• [Problem details] Starting at the beginning of the listing and continuing through the line that contains "minimize-window-button[interactable] (364, 195, 376, 207)", repeat every line word for word.
================
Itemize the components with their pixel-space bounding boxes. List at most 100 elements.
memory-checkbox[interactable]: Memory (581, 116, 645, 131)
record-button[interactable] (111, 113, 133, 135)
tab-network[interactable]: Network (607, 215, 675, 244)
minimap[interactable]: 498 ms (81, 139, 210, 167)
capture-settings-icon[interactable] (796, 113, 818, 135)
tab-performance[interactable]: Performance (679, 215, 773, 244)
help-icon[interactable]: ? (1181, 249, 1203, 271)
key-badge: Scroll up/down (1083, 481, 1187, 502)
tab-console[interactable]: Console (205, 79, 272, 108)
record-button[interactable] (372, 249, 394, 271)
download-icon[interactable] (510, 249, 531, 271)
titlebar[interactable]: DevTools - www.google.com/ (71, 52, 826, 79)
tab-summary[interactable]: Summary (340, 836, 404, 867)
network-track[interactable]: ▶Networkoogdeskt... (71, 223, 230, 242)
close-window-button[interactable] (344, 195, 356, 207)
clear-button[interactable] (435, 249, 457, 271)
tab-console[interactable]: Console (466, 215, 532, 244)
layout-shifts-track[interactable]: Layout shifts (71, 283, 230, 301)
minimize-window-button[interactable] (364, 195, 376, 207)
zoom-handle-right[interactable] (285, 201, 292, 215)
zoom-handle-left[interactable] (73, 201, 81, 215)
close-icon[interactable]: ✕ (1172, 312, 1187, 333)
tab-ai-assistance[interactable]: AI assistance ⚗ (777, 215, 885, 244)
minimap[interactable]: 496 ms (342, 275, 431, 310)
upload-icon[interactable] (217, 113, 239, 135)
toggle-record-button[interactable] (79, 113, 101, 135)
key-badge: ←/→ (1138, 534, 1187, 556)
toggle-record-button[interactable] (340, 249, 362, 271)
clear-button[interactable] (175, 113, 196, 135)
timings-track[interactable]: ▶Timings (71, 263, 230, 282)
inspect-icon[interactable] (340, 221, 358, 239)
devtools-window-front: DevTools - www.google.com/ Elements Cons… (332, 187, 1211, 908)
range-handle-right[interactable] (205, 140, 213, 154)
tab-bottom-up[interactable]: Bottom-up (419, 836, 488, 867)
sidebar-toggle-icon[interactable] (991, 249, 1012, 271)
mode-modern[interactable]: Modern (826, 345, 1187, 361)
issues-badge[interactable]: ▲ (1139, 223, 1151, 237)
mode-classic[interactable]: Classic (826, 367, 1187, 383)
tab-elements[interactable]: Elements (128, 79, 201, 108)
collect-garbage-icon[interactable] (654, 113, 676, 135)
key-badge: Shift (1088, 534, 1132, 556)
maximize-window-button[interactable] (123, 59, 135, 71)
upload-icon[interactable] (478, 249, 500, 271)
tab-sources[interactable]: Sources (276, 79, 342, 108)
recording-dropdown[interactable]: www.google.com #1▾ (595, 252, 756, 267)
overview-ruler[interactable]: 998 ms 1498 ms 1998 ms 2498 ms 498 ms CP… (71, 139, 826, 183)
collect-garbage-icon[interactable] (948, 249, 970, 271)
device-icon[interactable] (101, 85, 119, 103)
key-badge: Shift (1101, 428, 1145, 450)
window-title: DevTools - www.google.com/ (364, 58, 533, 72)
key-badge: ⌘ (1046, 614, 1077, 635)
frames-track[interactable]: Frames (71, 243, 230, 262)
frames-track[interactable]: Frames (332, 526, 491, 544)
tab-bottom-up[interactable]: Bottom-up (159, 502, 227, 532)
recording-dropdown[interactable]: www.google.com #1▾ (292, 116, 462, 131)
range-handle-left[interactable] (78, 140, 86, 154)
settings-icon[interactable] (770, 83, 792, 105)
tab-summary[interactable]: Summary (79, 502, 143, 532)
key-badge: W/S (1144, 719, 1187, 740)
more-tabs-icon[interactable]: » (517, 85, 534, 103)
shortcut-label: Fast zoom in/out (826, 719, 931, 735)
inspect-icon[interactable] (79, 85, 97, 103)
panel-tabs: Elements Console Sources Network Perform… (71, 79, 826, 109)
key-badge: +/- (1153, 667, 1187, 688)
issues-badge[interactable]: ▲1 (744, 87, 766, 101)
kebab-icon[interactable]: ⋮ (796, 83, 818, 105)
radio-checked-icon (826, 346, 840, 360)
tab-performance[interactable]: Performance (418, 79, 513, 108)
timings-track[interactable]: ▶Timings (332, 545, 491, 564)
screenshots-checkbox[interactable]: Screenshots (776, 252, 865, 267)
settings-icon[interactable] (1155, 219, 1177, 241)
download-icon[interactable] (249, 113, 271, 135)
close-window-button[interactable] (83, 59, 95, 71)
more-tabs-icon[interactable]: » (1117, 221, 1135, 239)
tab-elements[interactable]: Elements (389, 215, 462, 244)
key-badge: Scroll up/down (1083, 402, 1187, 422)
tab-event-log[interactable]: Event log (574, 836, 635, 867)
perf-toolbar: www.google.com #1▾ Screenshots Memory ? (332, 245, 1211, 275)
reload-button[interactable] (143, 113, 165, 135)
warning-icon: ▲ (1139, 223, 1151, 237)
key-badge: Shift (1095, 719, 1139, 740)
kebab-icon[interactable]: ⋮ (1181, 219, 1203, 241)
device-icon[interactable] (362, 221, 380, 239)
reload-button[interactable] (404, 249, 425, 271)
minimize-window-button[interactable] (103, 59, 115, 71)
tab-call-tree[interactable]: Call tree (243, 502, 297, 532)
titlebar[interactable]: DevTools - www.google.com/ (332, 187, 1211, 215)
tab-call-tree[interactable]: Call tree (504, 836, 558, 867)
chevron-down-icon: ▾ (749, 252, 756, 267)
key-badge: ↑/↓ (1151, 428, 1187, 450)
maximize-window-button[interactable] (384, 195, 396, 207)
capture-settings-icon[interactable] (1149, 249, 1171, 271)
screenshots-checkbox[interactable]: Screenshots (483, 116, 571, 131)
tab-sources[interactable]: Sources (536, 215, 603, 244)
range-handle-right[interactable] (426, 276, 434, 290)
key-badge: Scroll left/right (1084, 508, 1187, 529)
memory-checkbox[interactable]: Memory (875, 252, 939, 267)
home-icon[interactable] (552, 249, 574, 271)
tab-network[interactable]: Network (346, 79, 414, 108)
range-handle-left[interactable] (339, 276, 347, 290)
================
• [Result of the exercise]
Itemize the components with their pixel-space bounding boxes. List at most 100 elements.
memory-checkbox[interactable]: Memory (581, 116, 645, 131)
record-button[interactable] (111, 113, 133, 135)
tab-network[interactable]: Network (607, 215, 675, 244)
minimap[interactable]: 498 ms (81, 139, 210, 167)
capture-settings-icon[interactable] (796, 113, 818, 135)
tab-performance[interactable]: Performance (679, 215, 773, 244)
help-icon[interactable]: ? (1181, 249, 1203, 271)
key-badge: Scroll up/down (1083, 481, 1187, 502)
tab-console[interactable]: Console (205, 79, 272, 108)
record-button[interactable] (372, 249, 394, 271)
download-icon[interactable] (510, 249, 531, 271)
titlebar[interactable]: DevTools - www.google.com/ (71, 52, 826, 79)
tab-summary[interactable]: Summary (340, 836, 404, 867)
network-track[interactable]: ▶Networkoogdeskt... (71, 223, 230, 242)
close-window-button[interactable] (344, 195, 356, 207)
clear-button[interactable] (435, 249, 457, 271)
tab-console[interactable]: Console (466, 215, 532, 244)
layout-shifts-track[interactable]: Layout shifts (71, 283, 230, 301)
minimize-window-button[interactable] (364, 195, 376, 207)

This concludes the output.